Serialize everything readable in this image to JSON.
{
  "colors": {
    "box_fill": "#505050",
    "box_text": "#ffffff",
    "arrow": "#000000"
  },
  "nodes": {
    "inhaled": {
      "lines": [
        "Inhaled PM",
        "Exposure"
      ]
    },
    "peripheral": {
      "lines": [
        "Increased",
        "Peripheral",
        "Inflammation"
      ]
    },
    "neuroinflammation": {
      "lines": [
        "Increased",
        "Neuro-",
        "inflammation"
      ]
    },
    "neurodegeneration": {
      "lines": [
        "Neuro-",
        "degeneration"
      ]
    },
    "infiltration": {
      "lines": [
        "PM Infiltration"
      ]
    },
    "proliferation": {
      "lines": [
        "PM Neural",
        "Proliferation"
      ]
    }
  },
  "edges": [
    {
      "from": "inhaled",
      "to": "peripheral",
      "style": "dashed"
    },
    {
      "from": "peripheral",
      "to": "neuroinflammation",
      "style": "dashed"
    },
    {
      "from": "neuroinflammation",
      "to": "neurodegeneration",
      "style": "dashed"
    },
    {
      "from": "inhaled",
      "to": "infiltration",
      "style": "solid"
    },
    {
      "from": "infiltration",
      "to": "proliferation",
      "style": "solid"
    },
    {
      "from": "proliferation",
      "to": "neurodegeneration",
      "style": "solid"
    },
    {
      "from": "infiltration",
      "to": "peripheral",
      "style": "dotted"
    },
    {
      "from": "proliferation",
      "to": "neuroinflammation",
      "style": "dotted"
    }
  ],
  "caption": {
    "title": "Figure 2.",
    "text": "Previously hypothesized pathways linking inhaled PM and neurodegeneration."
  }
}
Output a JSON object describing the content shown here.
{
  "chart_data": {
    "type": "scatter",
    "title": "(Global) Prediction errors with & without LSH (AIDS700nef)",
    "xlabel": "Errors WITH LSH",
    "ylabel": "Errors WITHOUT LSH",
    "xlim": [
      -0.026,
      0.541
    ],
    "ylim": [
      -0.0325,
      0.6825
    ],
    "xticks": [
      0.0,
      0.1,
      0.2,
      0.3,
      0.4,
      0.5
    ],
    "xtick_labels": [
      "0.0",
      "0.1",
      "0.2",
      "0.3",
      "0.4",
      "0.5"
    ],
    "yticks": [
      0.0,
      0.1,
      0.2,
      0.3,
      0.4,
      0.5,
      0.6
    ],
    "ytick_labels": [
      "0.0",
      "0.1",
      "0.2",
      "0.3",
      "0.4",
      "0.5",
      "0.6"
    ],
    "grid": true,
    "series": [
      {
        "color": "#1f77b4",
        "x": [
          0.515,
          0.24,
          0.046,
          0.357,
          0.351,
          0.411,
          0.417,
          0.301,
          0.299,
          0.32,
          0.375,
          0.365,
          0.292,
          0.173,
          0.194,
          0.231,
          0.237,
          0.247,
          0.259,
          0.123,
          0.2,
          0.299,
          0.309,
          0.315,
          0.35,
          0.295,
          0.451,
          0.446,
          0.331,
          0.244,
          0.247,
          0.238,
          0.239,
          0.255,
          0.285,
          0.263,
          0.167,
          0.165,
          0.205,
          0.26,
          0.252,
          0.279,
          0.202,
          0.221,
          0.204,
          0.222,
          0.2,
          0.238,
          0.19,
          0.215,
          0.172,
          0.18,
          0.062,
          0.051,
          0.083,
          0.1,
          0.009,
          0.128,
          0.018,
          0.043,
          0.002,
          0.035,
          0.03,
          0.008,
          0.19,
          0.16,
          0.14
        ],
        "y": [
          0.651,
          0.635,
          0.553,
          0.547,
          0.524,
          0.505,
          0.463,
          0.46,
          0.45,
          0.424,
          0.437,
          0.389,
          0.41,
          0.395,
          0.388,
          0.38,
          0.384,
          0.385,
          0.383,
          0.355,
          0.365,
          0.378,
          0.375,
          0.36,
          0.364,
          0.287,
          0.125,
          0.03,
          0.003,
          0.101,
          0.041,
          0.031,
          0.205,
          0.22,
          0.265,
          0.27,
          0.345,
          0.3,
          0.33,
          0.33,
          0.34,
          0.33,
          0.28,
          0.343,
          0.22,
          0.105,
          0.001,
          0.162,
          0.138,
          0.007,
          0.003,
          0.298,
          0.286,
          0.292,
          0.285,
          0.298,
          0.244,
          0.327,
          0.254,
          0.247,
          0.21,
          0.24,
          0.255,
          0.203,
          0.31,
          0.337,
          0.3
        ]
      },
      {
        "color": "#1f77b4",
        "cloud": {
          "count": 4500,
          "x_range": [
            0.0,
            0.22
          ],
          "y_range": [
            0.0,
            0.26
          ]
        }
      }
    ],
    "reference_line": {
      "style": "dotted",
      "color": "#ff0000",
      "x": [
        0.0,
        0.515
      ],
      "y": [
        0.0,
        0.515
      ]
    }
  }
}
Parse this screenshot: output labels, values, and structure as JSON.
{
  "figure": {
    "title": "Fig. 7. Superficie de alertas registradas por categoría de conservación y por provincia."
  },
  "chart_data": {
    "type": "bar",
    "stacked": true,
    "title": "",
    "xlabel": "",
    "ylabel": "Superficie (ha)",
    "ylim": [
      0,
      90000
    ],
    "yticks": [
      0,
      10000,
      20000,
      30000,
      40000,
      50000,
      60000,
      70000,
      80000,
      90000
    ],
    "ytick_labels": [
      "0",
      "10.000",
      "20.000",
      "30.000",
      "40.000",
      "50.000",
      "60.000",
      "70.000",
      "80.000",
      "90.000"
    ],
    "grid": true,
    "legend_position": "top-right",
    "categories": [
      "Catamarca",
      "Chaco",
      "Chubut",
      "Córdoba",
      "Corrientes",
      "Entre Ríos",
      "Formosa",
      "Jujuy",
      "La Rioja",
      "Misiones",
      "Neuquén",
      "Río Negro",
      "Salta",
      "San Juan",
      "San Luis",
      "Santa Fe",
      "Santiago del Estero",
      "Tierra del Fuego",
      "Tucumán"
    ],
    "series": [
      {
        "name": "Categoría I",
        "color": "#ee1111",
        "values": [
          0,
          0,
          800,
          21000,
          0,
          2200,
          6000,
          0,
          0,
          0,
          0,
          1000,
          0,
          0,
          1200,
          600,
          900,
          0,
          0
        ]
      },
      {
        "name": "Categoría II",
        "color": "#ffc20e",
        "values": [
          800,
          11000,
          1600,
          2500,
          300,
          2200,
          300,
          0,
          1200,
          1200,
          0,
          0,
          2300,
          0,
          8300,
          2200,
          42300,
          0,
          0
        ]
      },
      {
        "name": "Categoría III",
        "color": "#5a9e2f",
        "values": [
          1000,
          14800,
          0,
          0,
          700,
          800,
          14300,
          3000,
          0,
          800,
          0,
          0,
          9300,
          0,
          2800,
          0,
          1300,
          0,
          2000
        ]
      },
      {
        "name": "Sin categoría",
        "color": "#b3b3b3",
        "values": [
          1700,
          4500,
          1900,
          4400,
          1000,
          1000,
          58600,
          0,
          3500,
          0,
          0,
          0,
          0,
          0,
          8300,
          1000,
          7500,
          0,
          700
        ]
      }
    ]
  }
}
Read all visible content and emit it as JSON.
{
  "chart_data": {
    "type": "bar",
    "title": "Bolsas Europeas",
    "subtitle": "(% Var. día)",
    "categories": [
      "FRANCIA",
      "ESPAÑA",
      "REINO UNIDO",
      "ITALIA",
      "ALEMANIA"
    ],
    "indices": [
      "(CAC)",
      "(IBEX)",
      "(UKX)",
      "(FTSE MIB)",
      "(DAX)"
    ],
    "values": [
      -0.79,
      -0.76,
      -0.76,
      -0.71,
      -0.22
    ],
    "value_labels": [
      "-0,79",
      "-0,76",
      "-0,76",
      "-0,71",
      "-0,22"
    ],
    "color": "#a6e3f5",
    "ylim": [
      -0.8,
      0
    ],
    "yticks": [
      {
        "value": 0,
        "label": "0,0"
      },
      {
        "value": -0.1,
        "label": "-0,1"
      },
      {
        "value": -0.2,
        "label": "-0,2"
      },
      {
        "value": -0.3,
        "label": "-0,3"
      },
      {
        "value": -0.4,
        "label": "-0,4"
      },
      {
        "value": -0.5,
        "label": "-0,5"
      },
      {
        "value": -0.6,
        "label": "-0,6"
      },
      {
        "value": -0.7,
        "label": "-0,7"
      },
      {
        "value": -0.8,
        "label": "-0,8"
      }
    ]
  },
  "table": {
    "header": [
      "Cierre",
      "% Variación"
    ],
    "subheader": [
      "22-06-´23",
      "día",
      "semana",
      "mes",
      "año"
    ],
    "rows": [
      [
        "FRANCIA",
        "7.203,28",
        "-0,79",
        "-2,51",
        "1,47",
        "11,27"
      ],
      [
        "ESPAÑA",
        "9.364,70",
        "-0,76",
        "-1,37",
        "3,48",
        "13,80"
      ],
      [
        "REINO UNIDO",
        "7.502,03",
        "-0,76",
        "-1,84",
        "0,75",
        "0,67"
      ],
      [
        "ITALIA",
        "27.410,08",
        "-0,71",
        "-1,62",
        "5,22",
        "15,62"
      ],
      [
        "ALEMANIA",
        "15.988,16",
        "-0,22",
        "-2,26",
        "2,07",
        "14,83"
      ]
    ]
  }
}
___
In the entries above, find each line with the word "this" and copy it.

_Full response:_
Serialize everything readable in this image to JSON.
Parse this screenshot: output labels, values, and structure as JSON.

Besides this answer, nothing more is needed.